Transcribe the whole listing below without changing a word, but leave out every image.

━━━━━━━━━━━━━━━━━━━━━━━━━━━━━━

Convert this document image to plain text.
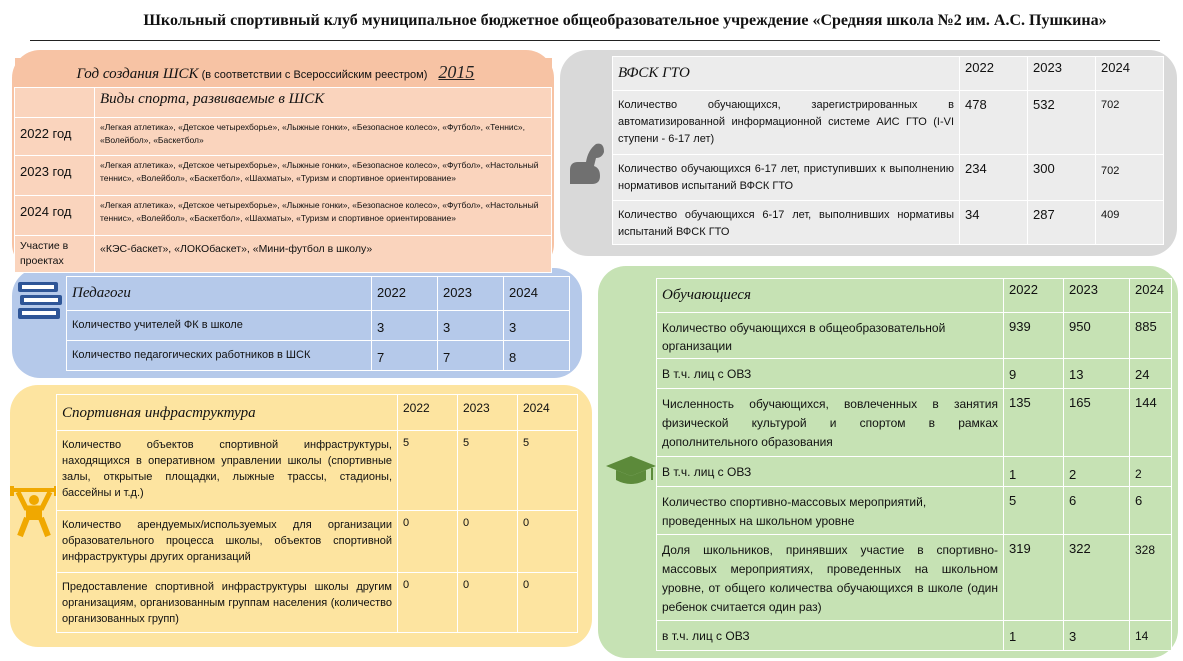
Школьный спортивный клуб муниципальное бюджетное общеобразовательное учреждение «Средняя школа №2 им. А.С. Пушкина»
Год создания ШСК (в соответствии с Всероссийским реестром) 2015	
	Виды спорта, развиваемые в ШСК
2022 год	«Легкая атлетика», «Детское четырехборье», «Лыжные гонки», «Безопасное колесо», «Футбол», «Теннис», «Волейбол», «Баскетбол»
2023 год	«Легкая атлетика», «Детское четырехборье», «Лыжные гонки», «Безопасное колесо», «Футбол», «Настольный теннис», «Волейбол», «Баскетбол», «Шахматы», «Туризм и спортивное ориентирование»
2024 год	«Легкая атлетика», «Детское четырехборье», «Лыжные гонки», «Безопасное колесо», «Футбол», «Настольный теннис», «Волейбол», «Баскетбол», «Шахматы», «Туризм и спортивное ориентирование»
Участие в проектах	«КЭС-баскет», «ЛОКОбаскет», «Мини-футбол в школу»
Педагоги	2022	2023	2024
Количество учителей ФК в школе	3	3	3
Количество педагогических работников в ШСК	7	7	8
Спортивная инфраструктура	2022	2023	2024
Количество объектов спортивной инфраструктуры, находящихся в оперативном управлении школы (спортивные залы, открытые площадки, лыжные трассы, стадионы, бассейны и т.д.)	5	5	5
Количество арендуемых/используемых для организации образовательного процесса школы, объектов спортивной инфраструктуры других организаций	0	0	0
Предоставление спортивной инфраструктуры школы другим организациям, организованным группам населения (количество организованных групп)	0	0	0
ВФСК ГТО	2022	2023	2024
Количество обучающихся, зарегистрированных в автоматизированной информационной системе АИС ГТО (I-VI ступени - 6-17 лет)	478	532	702
Количество обучающихся 6-17 лет, приступивших к выполнению нормативов испытаний ВФСК ГТО	234	300	702
Количество обучающихся 6-17 лет, выполнивших нормативы испытаний ВФСК ГТО	34	287	409
Обучающиеся	2022	2023	2024
Количество обучающихся в общеобразовательной организации	939	950	885
В т.ч. лиц с ОВЗ	9	13	24
Численность обучающихся, вовлеченных в занятия физической культурой и спортом в рамках дополнительного образования	135	165	144
В т.ч. лиц с ОВЗ	1	2	2
Количество спортивно-массовых мероприятий, проведенных на школьном уровне	5	6	6
Доля школьников, принявших участие в спортивно-массовых мероприятиях, проведенных на школьном уровне, от общего количества обучающихся в школе (один ребенок считается один раз)	319	322	328
в т.ч. лиц с ОВЗ	1	3	14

━━━━━━━━━━━━━━━━━━━━━━━━━━━━━━

RESPONSE BELOW:
Convert this document image to plain text.
Школьный спортивный клуб муниципальное бюджетное общеобразовательное учреждение «Средняя школа №2 им. А.С. Пушкина»
Год создания ШСК (в соответствии с Всероссийским реестром) 2015	
	Виды спорта, развиваемые в ШСК
2022 год	«Легкая атлетика», «Детское четырехборье», «Лыжные гонки», «Безопасное колесо», «Футбол», «Теннис», «Волейбол», «Баскетбол»
2023 год	«Легкая атлетика», «Детское четырехборье», «Лыжные гонки», «Безопасное колесо», «Футбол», «Настольный теннис», «Волейбол», «Баскетбол», «Шахматы», «Туризм и спортивное ориентирование»
2024 год	«Легкая атлетика», «Детское четырехборье», «Лыжные гонки», «Безопасное колесо», «Футбол», «Настольный теннис», «Волейбол», «Баскетбол», «Шахматы», «Туризм и спортивное ориентирование»
Участие в проектах	«КЭС-баскет», «ЛОКОбаскет», «Мини-футбол в школу»
Педагоги	2022	2023	2024
Количество учителей ФК в школе	3	3	3
Количество педагогических работников в ШСК	7	7	8
Спортивная инфраструктура	2022	2023	2024
Количество объектов спортивной инфраструктуры, находящихся в оперативном управлении школы (спортивные залы, открытые площадки, лыжные трассы, стадионы, бассейны и т.д.)	5	5	5
Количество арендуемых/используемых для организации образовательного процесса школы, объектов спортивной инфраструктуры других организаций	0	0	0
Предоставление спортивной инфраструктуры школы другим организациям, организованным группам населения (количество организованных групп)	0	0	0
ВФСК ГТО	2022	2023	2024
Количество обучающихся, зарегистрированных в автоматизированной информационной системе АИС ГТО (I-VI ступени - 6-17 лет)	478	532	702
Количество обучающихся 6-17 лет, приступивших к выполнению нормативов испытаний ВФСК ГТО	234	300	702
Количество обучающихся 6-17 лет, выполнивших нормативы испытаний ВФСК ГТО	34	287	409
Обучающиеся	2022	2023	2024
Количество обучающихся в общеобразовательной организации	939	950	885
В т.ч. лиц с ОВЗ	9	13	24
Численность обучающихся, вовлеченных в занятия физической культурой и спортом в рамках дополнительного образования	135	165	144
В т.ч. лиц с ОВЗ	1	2	2
Количество спортивно-массовых мероприятий, проведенных на школьном уровне	5	6	6
Доля школьников, принявших участие в спортивно-массовых мероприятиях, проведенных на школьном уровне, от общего количества обучающихся в школе (один ребенок считается один раз)	319	322	328
в т.ч. лиц с ОВЗ	1	3	14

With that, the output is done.